### [EXERCISE AIM]
Write the data out again exactly, dropping any images it holds.

### [DATA TO PROCESS]
*****
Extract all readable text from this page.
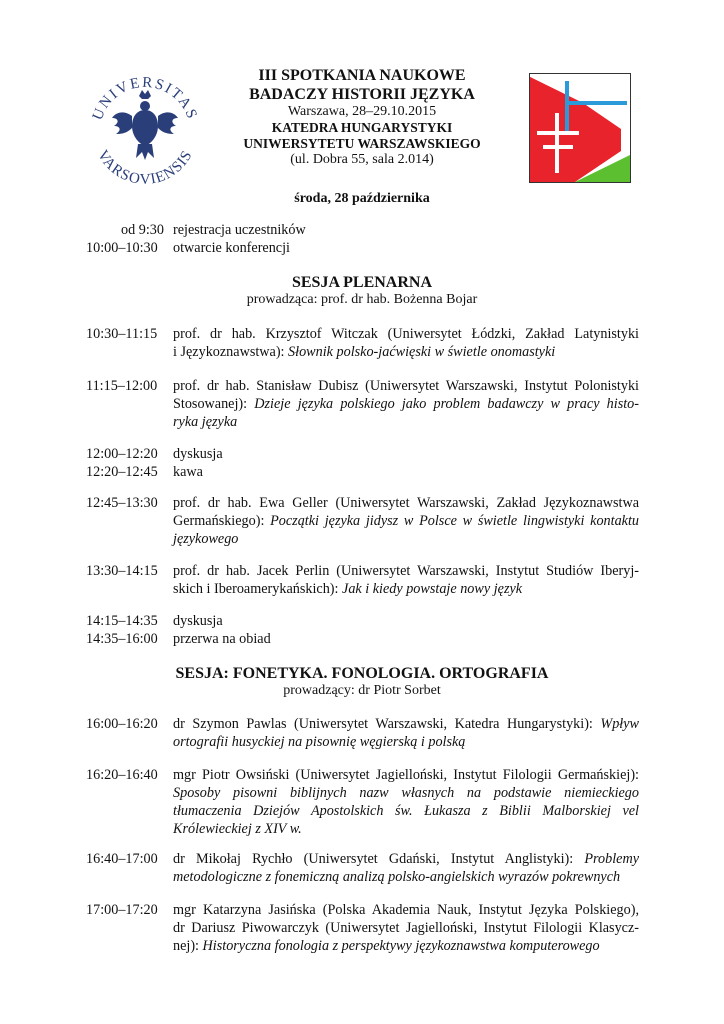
UNIVERSITAS
VARSOVIENSIS
III SPOTKANIA NAUKOWE
BADACZY HISTORII JĘZYKA
Warszawa, 28–29.10.2015
KATEDRA HUNGARYSTYKI
UNIWERSYTETU WARSZAWSKIEGO
(ul. Dobra 55, sala 2.014)
środa, 28 października
od 9:30 rejestracja uczestników
10:00–10:30	otwarcie konferencji
SESJA PLENARNA
prowadząca: prof. dr hab. Bożenna Bojar
10:30–11:15	prof. dr hab. Krzysztof Witczak (Uniwersytet Łódzki, Zakład Latynistyki
i Językoznawstwa): Słownik polsko-jaćwięski w świetle onomastyki
11:15–12:00	prof. dr hab. Stanisław Dubisz (Uniwersytet Warszawski, Instytut Polonistyki
Stosowanej): Dzieje języka polskiego jako problem badawczy w pracy histo-
ryka języka
12:00–12:20	dyskusja
12:20–12:45	kawa
12:45–13:30	prof. dr hab. Ewa Geller (Uniwersytet Warszawski, Zakład Językoznawstwa
Germańskiego): Początki języka jidysz w Polsce w świetle lingwistyki kontaktu
językowego
13:30–14:15	prof. dr hab. Jacek Perlin (Uniwersytet Warszawski, Instytut Studiów Iberyj-
skich i Iberoamerykańskich): Jak i kiedy powstaje nowy język
14:15–14:35	dyskusja
14:35–16:00	przerwa na obiad
SESJA: FONETYKA. FONOLOGIA. ORTOGRAFIA
prowadzący: dr Piotr Sorbet
16:00–16:20	dr Szymon Pawlas (Uniwersytet Warszawski, Katedra Hungarystyki): Wpływ
ortografii husyckiej na pisownię węgierską i polską
16:20–16:40	mgr Piotr Owsiński (Uniwersytet Jagielloński, Instytut Filologii Germańskiej):
Sposoby pisowni biblijnych nazw własnych na podstawie niemieckiego
tłumaczenia Dziejów Apostolskich św. Łukasza z Biblii Malborskiej vel
Królewieckiej z XIV w.
16:40–17:00	dr Mikołaj Rychło (Uniwersytet Gdański, Instytut Anglistyki): Problemy
metodologiczne z fonemiczną analizą polsko-angielskich wyrazów pokrewnych
17:00–17:20	mgr Katarzyna Jasińska (Polska Akademia Nauk, Instytut Języka Polskiego),
dr Dariusz Piwowarczyk (Uniwersytet Jagielloński, Instytut Filologii Klasycz-
nej): Historyczna fonologia z perspektywy językoznawstwa komputerowego
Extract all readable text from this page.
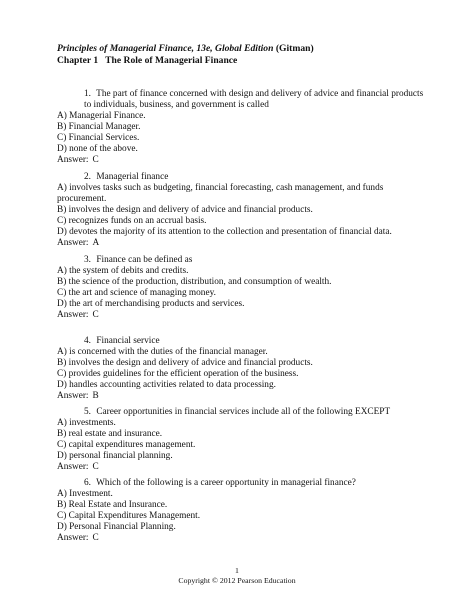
Principles of Managerial Finance, 13e, Global Edition (Gitman)
Chapter 1 The Role of Managerial Finance
1. The part of finance concerned with design and delivery of advice and financial products
to individuals, business, and government is called
A) Managerial Finance.
B) Financial Manager.
C) Financial Services.
D) none of the above.
Answer: C
2. Managerial finance
A) involves tasks such as budgeting, financial forecasting, cash management, and funds
procurement.
B) involves the design and delivery of advice and financial products.
C) recognizes funds on an accrual basis.
D) devotes the majority of its attention to the collection and presentation of financial data.
Answer: A
3. Finance can be defined as
A) the system of debits and credits.
B) the science of the production, distribution, and consumption of wealth.
C) the art and science of managing money.
D) the art of merchandising products and services.
Answer: C
4. Financial service
A) is concerned with the duties of the financial manager.
B) involves the design and delivery of advice and financial products.
C) provides guidelines for the efficient operation of the business.
D) handles accounting activities related to data processing.
Answer: B
5. Career opportunities in financial services include all of the following EXCEPT
A) investments.
B) real estate and insurance.
C) capital expenditures management.
D) personal financial planning.
Answer: C
6. Which of the following is a career opportunity in managerial finance?
A) Investment.
B) Real Estate and Insurance.
C) Capital Expenditures Management.
D) Personal Financial Planning.
Answer: C
1
Copyright © 2012 Pearson Education
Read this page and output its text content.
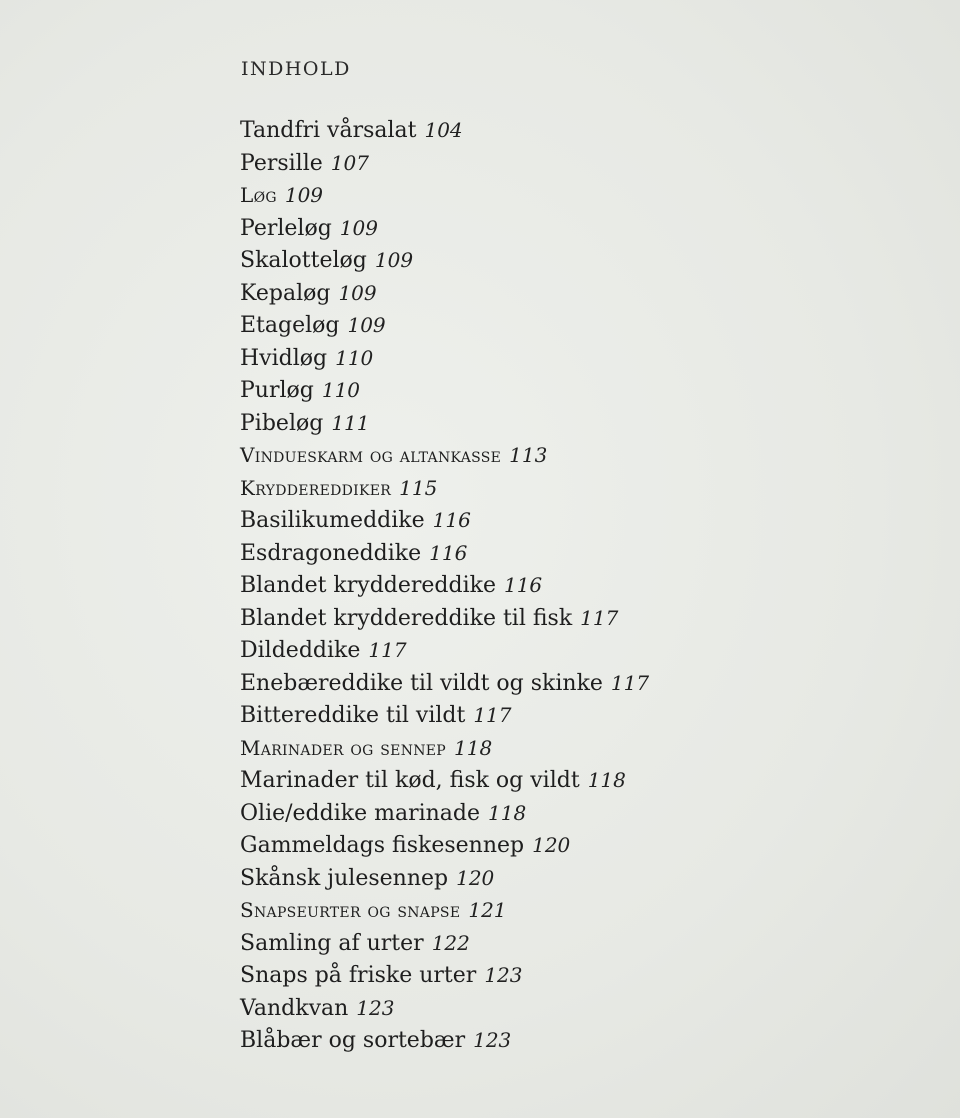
INDHOLD
Tandfri vårsalat 104
Persille 107
Løg 109
Perleløg 109
Skalotteløg 109
Kepaløg 109
Etageløg 109
Hvidløg 110
Purløg 110
Pibeløg 111
Vindueskarm og altankasse 113
Kryddereddiker 115
Basilikumeddike 116
Esdragoneddike 116
Blandet kryddereddike 116
Blandet kryddereddike til fisk 117
Dildeddike 117
Enebæreddike til vildt og skinke 117
Bittereddike til vildt 117
Marinader og sennep 118
Marinader til kød, fisk og vildt 118
Olie/eddike marinade 118
Gammeldags fiskesennep 120
Skånsk julesennep 120
Snapseurter og snapse 121
Samling af urter 122
Snaps på friske urter 123
Vandkvan 123
Blåbær og sortebær 123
*****
### [CORRECT RESPONSE]
Extract all readable text from this page.
UNIVERSITAS
VARSOVIENSIS
III SPOTKANIA NAUKOWE
BADACZY HISTORII JĘZYKA
Warszawa, 28–29.10.2015
KATEDRA HUNGARYSTYKI
UNIWERSYTETU WARSZAWSKIEGO
(ul. Dobra 55, sala 2.014)
środa, 28 października
od 9:30 rejestracja uczestników
10:00–10:30	otwarcie konferencji
SESJA PLENARNA
prowadząca: prof. dr hab. Bożenna Bojar
10:30–11:15	prof. dr hab. Krzysztof Witczak (Uniwersytet Łódzki, Zakład Latynistyki
i Językoznawstwa): Słownik polsko-jaćwięski w świetle onomastyki
11:15–12:00	prof. dr hab. Stanisław Dubisz (Uniwersytet Warszawski, Instytut Polonistyki
Stosowanej): Dzieje języka polskiego jako problem badawczy w pracy histo-
ryka języka
12:00–12:20	dyskusja
12:20–12:45	kawa
12:45–13:30	prof. dr hab. Ewa Geller (Uniwersytet Warszawski, Zakład Językoznawstwa
Germańskiego): Początki języka jidysz w Polsce w świetle lingwistyki kontaktu
językowego
13:30–14:15	prof. dr hab. Jacek Perlin (Uniwersytet Warszawski, Instytut Studiów Iberyj-
skich i Iberoamerykańskich): Jak i kiedy powstaje nowy język
14:15–14:35	dyskusja
14:35–16:00	przerwa na obiad
SESJA: FONETYKA. FONOLOGIA. ORTOGRAFIA
prowadzący: dr Piotr Sorbet
16:00–16:20	dr Szymon Pawlas (Uniwersytet Warszawski, Katedra Hungarystyki): Wpływ
ortografii husyckiej na pisownię węgierską i polską
16:20–16:40	mgr Piotr Owsiński (Uniwersytet Jagielloński, Instytut Filologii Germańskiej):
Sposoby pisowni biblijnych nazw własnych na podstawie niemieckiego
tłumaczenia Dziejów Apostolskich św. Łukasza z Biblii Malborskiej vel
Królewieckiej z XIV w.
16:40–17:00	dr Mikołaj Rychło (Uniwersytet Gdański, Instytut Anglistyki): Problemy
metodologiczne z fonemiczną analizą polsko-angielskich wyrazów pokrewnych
17:00–17:20	mgr Katarzyna Jasińska (Polska Akademia Nauk, Instytut Języka Polskiego),
dr Dariusz Piwowarczyk (Uniwersytet Jagielloński, Instytut Filologii Klasycz-
nej): Historyczna fonologia z perspektywy językoznawstwa komputerowego
Extract all readable text from this page.
Principles of Managerial Finance, 13e, Global Edition (Gitman)
Chapter 1 The Role of Managerial Finance
1. The part of finance concerned with design and delivery of advice and financial products
to individuals, business, and government is called
A) Managerial Finance.
B) Financial Manager.
C) Financial Services.
D) none of the above.
Answer: C
2. Managerial finance
A) involves tasks such as budgeting, financial forecasting, cash management, and funds
procurement.
B) involves the design and delivery of advice and financial products.
C) recognizes funds on an accrual basis.
D) devotes the majority of its attention to the collection and presentation of financial data.
Answer: A
3. Finance can be defined as
A) the system of debits and credits.
B) the science of the production, distribution, and consumption of wealth.
C) the art and science of managing money.
D) the art of merchandising products and services.
Answer: C
4. Financial service
A) is concerned with the duties of the financial manager.
B) involves the design and delivery of advice and financial products.
C) provides guidelines for the efficient operation of the business.
D) handles accounting activities related to data processing.
Answer: B
5. Career opportunities in financial services include all of the following EXCEPT
A) investments.
B) real estate and insurance.
C) capital expenditures management.
D) personal financial planning.
Answer: C
6. Which of the following is a career opportunity in managerial finance?
A) Investment.
B) Real Estate and Insurance.
C) Capital Expenditures Management.
D) Personal Financial Planning.
Answer: C
1
Copyright © 2012 Pearson Education
Read this page and output its text content.
INDHOLD
Tandfri vårsalat 104
Persille 107
Løg 109
Perleløg 109
Skalotteløg 109
Kepaløg 109
Etageløg 109
Hvidløg 110
Purløg 110
Pibeløg 111
Vindueskarm og altankasse 113
Kryddereddiker 115
Basilikumeddike 116
Esdragoneddike 116
Blandet kryddereddike 116
Blandet kryddereddike til fisk 117
Dildeddike 117
Enebæreddike til vildt og skinke 117
Bittereddike til vildt 117
Marinader og sennep 118
Marinader til kød, fisk og vildt 118
Olie/eddike marinade 118
Gammeldags fiskesennep 120
Skånsk julesennep 120
Snapseurter og snapse 121
Samling af urter 122
Snaps på friske urter 123
Vandkvan 123
Blåbær og sortebær 123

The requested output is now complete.